● REQUIREMENTS
Repeat the lines that follow, leaving nothing out.

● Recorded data

* * *

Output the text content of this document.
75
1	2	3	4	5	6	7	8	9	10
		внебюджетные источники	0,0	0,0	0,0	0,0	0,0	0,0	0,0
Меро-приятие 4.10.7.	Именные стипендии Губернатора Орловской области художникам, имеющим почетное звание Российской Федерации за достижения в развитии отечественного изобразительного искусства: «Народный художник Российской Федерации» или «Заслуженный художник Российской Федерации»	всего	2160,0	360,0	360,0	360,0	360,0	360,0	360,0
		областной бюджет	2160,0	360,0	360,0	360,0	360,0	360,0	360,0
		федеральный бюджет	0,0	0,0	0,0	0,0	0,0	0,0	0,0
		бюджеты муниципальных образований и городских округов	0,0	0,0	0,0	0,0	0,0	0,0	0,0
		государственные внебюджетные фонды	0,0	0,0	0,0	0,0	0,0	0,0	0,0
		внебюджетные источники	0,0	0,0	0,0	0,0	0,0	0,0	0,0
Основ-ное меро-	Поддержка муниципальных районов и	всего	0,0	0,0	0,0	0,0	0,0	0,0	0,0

* * *

● TASK SOLUTION
Output the text content of this document.
75
1	2	3	4	5	6	7	8	9	10
		внебюджетные источники	0,0	0,0	0,0	0,0	0,0	0,0	0,0
Меро-приятие 4.10.7.	Именные стипендии Губернатора Орловской области художникам, имеющим почетное звание Российской Федерации за достижения в развитии отечественного изобразительного искусства: «Народный художник Российской Федерации» или «Заслуженный художник Российской Федерации»	всего	2160,0	360,0	360,0	360,0	360,0	360,0	360,0
		областной бюджет	2160,0	360,0	360,0	360,0	360,0	360,0	360,0
		федеральный бюджет	0,0	0,0	0,0	0,0	0,0	0,0	0,0
		бюджеты муниципальных образований и городских округов	0,0	0,0	0,0	0,0	0,0	0,0	0,0
		государственные внебюджетные фонды	0,0	0,0	0,0	0,0	0,0	0,0	0,0
		внебюджетные источники	0,0	0,0	0,0	0,0	0,0	0,0	0,0
Основ-ное меро-	Поддержка муниципальных районов и	всего	0,0	0,0	0,0	0,0	0,0	0,0	0,0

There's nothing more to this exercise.